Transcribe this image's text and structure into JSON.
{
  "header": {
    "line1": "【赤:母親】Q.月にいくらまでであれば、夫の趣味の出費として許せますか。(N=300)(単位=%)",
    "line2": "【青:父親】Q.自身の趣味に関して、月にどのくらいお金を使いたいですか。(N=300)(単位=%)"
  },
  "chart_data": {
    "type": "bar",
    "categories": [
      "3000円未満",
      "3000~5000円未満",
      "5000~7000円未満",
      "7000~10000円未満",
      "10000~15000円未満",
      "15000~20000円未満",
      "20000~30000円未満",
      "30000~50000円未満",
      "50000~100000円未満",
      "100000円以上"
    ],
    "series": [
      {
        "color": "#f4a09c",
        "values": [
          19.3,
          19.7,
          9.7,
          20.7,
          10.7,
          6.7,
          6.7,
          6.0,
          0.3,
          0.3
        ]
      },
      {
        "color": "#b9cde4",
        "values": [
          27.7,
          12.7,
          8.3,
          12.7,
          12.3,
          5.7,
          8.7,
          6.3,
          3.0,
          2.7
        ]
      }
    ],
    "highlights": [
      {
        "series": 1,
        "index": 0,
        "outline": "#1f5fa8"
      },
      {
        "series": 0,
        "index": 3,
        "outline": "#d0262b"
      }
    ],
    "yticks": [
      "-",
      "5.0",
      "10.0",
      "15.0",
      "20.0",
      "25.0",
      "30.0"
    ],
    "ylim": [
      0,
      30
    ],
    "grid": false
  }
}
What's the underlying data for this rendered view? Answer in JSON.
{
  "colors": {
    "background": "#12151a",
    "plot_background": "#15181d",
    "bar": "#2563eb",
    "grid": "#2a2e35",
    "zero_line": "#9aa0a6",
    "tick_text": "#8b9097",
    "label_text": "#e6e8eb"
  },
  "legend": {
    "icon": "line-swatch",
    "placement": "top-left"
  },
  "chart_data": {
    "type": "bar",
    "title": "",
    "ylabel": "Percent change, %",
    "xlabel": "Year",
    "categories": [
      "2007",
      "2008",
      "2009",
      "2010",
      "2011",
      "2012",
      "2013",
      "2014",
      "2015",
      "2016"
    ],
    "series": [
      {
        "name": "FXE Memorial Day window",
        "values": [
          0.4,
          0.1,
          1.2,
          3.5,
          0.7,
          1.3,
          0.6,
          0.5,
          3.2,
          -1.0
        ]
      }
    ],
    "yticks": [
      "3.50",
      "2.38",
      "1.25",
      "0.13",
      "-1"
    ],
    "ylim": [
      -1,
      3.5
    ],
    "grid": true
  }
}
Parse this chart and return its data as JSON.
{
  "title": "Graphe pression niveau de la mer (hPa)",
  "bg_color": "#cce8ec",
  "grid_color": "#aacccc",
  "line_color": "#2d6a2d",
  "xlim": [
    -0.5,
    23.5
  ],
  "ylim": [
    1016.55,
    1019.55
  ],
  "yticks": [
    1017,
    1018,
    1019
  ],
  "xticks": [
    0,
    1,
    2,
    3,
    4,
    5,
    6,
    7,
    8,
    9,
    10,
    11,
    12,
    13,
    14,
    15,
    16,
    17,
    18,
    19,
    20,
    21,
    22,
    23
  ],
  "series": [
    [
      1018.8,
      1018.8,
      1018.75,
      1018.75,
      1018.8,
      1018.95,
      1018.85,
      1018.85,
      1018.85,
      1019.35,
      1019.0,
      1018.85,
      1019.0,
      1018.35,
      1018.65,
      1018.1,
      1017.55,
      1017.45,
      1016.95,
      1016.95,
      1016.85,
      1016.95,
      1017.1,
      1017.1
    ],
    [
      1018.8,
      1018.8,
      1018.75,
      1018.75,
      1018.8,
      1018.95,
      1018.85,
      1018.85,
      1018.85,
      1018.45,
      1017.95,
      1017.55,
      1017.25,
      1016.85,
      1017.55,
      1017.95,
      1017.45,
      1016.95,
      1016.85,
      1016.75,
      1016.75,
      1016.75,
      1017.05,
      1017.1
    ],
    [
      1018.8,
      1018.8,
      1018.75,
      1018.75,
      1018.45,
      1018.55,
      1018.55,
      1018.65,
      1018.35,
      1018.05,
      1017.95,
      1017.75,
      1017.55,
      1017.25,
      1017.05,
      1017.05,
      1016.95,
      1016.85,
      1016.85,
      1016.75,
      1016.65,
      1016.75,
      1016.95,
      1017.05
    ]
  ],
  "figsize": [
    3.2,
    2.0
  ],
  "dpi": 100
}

Work required
Copy out all of the lines above exactly.

The response
Transcribe this image's text and structure into JSON.
{
  "header": {
    "line1": "【赤:母親】Q.月にいくらまでであれば、夫の趣味の出費として許せますか。(N=300)(単位=%)",
    "line2": "【青:父親】Q.自身の趣味に関して、月にどのくらいお金を使いたいですか。(N=300)(単位=%)"
  },
  "chart_data": {
    "type": "bar",
    "categories": [
      "3000円未満",
      "3000~5000円未満",
      "5000~7000円未満",
      "7000~10000円未満",
      "10000~15000円未満",
      "15000~20000円未満",
      "20000~30000円未満",
      "30000~50000円未満",
      "50000~100000円未満",
      "100000円以上"
    ],
    "series": [
      {
        "color": "#f4a09c",
        "values": [
          19.3,
          19.7,
          9.7,
          20.7,
          10.7,
          6.7,
          6.7,
          6.0,
          0.3,
          0.3
        ]
      },
      {
        "color": "#b9cde4",
        "values": [
          27.7,
          12.7,
          8.3,
          12.7,
          12.3,
          5.7,
          8.7,
          6.3,
          3.0,
          2.7
        ]
      }
    ],
    "highlights": [
      {
        "series": 1,
        "index": 0,
        "outline": "#1f5fa8"
      },
      {
        "series": 0,
        "index": 3,
        "outline": "#d0262b"
      }
    ],
    "yticks": [
      "-",
      "5.0",
      "10.0",
      "15.0",
      "20.0",
      "25.0",
      "30.0"
    ],
    "ylim": [
      0,
      30
    ],
    "grid": false
  }
}
What's the underlying data for this rendered view? Answer in JSON.
{
  "colors": {
    "background": "#12151a",
    "plot_background": "#15181d",
    "bar": "#2563eb",
    "grid": "#2a2e35",
    "zero_line": "#9aa0a6",
    "tick_text": "#8b9097",
    "label_text": "#e6e8eb"
  },
  "legend": {
    "icon": "line-swatch",
    "placement": "top-left"
  },
  "chart_data": {
    "type": "bar",
    "title": "",
    "ylabel": "Percent change, %",
    "xlabel": "Year",
    "categories": [
      "2007",
      "2008",
      "2009",
      "2010",
      "2011",
      "2012",
      "2013",
      "2014",
      "2015",
      "2016"
    ],
    "series": [
      {
        "name": "FXE Memorial Day window",
        "values": [
          0.4,
          0.1,
          1.2,
          3.5,
          0.7,
          1.3,
          0.6,
          0.5,
          3.2,
          -1.0
        ]
      }
    ],
    "yticks": [
      "3.50",
      "2.38",
      "1.25",
      "0.13",
      "-1"
    ],
    "ylim": [
      -1,
      3.5
    ],
    "grid": true
  }
}
Parse this chart and return its data as JSON.
{
  "title": "Graphe pression niveau de la mer (hPa)",
  "bg_color": "#cce8ec",
  "grid_color": "#aacccc",
  "line_color": "#2d6a2d",
  "xlim": [
    -0.5,
    23.5
  ],
  "ylim": [
    1016.55,
    1019.55
  ],
  "yticks": [
    1017,
    1018,
    1019
  ],
  "xticks": [
    0,
    1,
    2,
    3,
    4,
    5,
    6,
    7,
    8,
    9,
    10,
    11,
    12,
    13,
    14,
    15,
    16,
    17,
    18,
    19,
    20,
    21,
    22,
    23
  ],
  "series": [
    [
      1018.8,
      1018.8,
      1018.75,
      1018.75,
      1018.8,
      1018.95,
      1018.85,
      1018.85,
      1018.85,
      1019.35,
      1019.0,
      1018.85,
      1019.0,
      1018.35,
      1018.65,
      1018.1,
      1017.55,
      1017.45,
      1016.95,
      1016.95,
      1016.85,
      1016.95,
      1017.1,
      1017.1
    ],
    [
      1018.8,
      1018.8,
      1018.75,
      1018.75,
      1018.8,
      1018.95,
      1018.85,
      1018.85,
      1018.85,
      1018.45,
      1017.95,
      1017.55,
      1017.25,
      1016.85,
      1017.55,
      1017.95,
      1017.45,
      1016.95,
      1016.85,
      1016.75,
      1016.75,
      1016.75,
      1017.05,
      1017.1
    ],
    [
      1018.8,
      1018.8,
      1018.75,
      1018.75,
      1018.45,
      1018.55,
      1018.55,
      1018.65,
      1018.35,
      1018.05,
      1017.95,
      1017.75,
      1017.55,
      1017.25,
      1017.05,
      1017.05,
      1016.95,
      1016.85,
      1016.85,
      1016.75,
      1016.65,
      1016.75,
      1016.95,
      1017.05
    ]
  ],
  "figsize": [
    3.2,
    2.0
  ],
  "dpi": 100
}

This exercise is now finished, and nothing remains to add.